[AIM OF THE TASK]
Only the number is wanted: count the lines in the data with "content" in them.

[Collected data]
******************************

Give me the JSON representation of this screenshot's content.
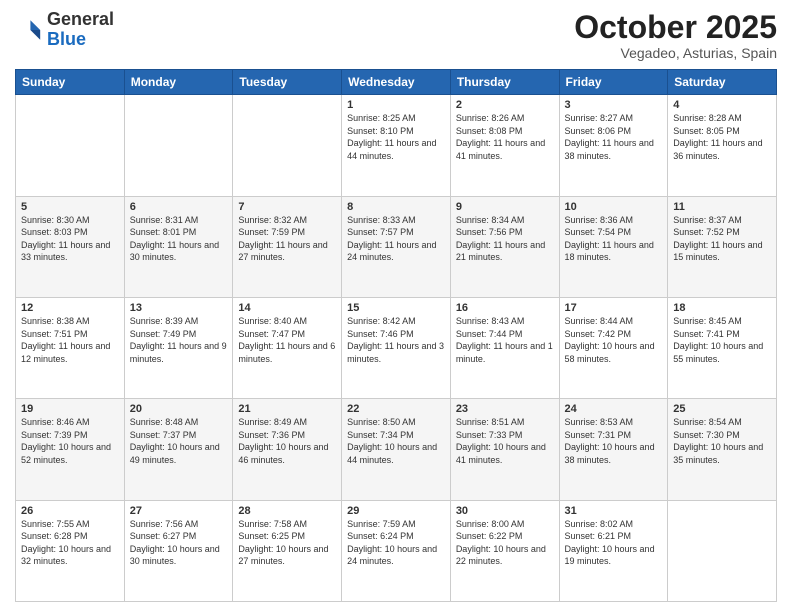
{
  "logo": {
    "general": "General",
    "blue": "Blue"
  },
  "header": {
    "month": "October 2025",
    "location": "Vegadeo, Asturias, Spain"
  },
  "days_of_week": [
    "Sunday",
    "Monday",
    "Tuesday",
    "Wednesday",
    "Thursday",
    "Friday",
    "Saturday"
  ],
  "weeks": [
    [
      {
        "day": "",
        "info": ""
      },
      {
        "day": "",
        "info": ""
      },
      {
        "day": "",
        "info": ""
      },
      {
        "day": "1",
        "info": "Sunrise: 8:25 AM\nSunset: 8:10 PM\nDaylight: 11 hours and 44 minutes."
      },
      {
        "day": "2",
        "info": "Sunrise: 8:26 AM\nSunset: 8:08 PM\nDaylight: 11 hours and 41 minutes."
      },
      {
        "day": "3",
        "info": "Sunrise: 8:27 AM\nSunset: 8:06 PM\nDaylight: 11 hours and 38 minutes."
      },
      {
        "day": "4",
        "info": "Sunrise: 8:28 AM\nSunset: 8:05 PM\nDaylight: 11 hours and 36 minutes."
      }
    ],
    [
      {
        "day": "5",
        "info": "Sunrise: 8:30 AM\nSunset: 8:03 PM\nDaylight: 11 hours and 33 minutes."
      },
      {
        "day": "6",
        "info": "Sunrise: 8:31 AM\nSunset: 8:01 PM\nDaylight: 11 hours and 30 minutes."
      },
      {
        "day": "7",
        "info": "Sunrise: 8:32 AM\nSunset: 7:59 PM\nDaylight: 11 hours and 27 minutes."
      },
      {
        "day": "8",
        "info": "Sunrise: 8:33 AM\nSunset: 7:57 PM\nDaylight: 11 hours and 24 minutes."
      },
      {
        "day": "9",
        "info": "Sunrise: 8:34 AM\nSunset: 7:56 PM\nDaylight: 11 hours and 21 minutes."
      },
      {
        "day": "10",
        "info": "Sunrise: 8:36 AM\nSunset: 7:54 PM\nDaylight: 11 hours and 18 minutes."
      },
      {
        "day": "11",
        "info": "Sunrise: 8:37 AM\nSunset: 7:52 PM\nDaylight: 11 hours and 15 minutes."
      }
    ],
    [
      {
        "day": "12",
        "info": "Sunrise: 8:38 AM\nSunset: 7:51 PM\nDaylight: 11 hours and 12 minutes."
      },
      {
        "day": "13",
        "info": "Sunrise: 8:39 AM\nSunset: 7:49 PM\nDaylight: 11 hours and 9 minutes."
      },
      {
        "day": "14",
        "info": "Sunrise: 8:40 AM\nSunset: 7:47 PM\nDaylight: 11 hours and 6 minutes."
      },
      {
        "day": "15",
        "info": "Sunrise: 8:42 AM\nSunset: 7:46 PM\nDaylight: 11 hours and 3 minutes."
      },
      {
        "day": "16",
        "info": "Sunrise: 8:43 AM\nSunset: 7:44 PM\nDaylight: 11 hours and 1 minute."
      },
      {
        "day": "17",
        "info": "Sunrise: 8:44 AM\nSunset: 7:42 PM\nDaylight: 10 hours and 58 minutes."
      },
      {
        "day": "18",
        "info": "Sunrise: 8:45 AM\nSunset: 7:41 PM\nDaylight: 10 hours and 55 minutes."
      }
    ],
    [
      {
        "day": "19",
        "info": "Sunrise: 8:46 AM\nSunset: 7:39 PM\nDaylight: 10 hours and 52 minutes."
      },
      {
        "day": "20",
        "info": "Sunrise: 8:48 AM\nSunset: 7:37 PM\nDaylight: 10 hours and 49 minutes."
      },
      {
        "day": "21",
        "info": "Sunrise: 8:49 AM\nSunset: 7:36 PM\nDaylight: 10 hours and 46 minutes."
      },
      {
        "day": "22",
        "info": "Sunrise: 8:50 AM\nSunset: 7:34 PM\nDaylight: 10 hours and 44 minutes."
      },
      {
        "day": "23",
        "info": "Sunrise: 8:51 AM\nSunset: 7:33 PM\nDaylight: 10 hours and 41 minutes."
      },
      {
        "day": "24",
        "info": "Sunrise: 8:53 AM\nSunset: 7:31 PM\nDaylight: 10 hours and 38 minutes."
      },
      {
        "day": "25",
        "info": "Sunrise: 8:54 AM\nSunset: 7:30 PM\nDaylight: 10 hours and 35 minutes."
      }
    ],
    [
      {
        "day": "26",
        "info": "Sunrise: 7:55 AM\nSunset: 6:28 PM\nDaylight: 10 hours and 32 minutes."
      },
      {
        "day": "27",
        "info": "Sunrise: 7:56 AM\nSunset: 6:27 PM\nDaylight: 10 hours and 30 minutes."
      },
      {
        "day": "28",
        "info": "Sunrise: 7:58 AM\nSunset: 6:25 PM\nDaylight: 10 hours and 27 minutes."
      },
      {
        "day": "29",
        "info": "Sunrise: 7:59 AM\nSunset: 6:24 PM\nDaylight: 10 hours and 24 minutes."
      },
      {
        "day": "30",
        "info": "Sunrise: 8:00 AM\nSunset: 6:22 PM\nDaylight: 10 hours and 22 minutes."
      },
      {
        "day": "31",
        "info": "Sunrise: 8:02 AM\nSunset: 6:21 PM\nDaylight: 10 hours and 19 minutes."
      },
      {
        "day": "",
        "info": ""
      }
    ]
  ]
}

******************************

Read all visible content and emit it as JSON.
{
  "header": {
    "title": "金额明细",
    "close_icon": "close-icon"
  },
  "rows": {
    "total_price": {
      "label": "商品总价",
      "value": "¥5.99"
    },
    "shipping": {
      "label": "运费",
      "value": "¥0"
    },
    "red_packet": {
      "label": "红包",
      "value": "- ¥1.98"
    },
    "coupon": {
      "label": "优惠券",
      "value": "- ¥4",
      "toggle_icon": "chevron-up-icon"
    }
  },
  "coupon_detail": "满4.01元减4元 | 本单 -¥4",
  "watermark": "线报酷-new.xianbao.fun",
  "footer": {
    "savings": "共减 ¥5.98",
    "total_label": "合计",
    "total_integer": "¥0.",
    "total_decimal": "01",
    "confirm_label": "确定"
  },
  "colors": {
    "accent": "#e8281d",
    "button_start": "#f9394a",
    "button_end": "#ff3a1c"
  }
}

******************************

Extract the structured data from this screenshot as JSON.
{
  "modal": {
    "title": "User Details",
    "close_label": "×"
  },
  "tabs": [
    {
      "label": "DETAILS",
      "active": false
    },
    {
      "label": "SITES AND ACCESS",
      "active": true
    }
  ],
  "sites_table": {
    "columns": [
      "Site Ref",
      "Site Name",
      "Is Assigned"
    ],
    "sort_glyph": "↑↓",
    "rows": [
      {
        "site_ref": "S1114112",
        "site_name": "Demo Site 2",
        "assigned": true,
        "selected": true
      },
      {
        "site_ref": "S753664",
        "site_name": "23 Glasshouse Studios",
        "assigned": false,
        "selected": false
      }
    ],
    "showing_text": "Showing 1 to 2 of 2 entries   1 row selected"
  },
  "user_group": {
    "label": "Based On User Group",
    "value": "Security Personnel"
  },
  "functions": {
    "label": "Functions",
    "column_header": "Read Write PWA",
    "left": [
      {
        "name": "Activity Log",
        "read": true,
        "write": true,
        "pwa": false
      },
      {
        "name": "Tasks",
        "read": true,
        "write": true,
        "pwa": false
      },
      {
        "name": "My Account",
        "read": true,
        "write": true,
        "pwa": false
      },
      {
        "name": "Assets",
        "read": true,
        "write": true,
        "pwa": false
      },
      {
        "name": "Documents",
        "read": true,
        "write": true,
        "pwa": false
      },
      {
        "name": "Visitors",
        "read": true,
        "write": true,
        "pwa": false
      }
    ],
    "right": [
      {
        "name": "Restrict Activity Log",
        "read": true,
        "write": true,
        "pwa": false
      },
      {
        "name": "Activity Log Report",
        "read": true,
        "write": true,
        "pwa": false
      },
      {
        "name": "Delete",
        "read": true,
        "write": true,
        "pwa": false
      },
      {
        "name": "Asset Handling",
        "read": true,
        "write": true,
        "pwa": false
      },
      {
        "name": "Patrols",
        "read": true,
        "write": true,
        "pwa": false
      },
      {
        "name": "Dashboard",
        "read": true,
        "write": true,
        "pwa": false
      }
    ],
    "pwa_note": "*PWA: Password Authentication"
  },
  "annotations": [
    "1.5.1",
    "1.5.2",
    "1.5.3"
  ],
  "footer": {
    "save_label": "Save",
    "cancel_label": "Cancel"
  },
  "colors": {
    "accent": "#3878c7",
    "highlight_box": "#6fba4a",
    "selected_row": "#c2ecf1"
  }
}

******************************

[SOLUTION FOR THIS EXERCISE]
2